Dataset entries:
--- --- ---

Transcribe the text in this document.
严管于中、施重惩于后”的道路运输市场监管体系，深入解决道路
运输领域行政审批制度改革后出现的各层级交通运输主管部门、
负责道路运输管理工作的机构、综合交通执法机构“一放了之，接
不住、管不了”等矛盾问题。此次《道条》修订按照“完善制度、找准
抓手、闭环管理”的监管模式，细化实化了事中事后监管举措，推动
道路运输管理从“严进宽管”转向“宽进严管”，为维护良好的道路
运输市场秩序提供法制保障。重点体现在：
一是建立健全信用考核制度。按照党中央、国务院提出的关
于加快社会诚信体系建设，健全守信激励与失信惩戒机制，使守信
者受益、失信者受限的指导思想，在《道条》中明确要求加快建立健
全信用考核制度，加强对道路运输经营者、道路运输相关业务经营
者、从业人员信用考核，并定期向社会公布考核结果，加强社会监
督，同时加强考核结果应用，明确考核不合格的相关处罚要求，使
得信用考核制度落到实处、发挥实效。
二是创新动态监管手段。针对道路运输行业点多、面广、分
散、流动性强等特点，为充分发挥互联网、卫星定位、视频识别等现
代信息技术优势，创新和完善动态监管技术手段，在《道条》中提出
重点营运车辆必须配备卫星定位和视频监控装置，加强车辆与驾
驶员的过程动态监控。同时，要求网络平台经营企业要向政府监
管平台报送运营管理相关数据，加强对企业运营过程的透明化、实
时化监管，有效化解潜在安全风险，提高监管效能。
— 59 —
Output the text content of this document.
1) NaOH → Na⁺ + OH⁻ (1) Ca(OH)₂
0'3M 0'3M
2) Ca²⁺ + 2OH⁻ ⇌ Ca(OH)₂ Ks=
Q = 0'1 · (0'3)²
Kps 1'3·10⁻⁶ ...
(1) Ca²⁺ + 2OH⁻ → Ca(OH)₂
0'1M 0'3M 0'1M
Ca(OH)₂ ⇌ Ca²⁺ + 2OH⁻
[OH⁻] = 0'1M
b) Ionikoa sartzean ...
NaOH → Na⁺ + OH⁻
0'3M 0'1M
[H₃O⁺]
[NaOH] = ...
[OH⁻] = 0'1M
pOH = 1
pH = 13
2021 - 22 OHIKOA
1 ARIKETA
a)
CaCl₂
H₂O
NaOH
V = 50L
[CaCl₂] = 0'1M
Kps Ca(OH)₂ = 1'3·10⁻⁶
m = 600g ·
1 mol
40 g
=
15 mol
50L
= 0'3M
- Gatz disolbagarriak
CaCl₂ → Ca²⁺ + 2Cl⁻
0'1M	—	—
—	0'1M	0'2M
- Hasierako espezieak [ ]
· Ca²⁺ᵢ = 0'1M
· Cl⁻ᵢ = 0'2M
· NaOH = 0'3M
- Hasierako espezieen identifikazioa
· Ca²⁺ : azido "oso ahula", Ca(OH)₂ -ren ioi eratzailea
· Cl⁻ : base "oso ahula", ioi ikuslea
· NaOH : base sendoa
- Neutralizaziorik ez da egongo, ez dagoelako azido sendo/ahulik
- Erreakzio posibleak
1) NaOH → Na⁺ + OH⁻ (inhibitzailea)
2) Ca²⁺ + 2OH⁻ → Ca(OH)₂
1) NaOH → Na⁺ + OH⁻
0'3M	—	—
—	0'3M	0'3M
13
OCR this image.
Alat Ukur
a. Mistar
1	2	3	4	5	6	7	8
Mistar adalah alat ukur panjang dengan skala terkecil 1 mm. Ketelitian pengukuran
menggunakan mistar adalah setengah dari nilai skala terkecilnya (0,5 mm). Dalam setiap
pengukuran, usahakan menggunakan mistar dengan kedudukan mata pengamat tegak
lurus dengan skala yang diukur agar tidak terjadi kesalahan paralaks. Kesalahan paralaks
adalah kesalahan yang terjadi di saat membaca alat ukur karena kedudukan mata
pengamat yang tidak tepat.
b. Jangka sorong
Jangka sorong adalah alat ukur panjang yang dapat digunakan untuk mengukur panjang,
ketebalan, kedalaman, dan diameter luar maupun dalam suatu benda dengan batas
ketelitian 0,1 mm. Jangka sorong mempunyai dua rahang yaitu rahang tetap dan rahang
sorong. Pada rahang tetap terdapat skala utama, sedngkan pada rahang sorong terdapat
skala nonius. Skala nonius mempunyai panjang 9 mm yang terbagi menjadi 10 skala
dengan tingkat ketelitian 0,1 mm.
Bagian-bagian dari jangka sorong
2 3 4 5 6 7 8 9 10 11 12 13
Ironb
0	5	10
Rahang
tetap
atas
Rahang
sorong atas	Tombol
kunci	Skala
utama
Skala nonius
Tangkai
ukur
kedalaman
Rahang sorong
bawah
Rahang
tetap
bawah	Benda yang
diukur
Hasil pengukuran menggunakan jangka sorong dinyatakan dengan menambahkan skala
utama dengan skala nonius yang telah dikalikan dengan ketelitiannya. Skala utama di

--- --- ---

--- EXERCISE DETAILS ---
Copy each line holding the word "document" from the listing above.

--- RESPONSE TO THE EXERCISE ---
Transcribe the text in this document.
Output the text content of this document.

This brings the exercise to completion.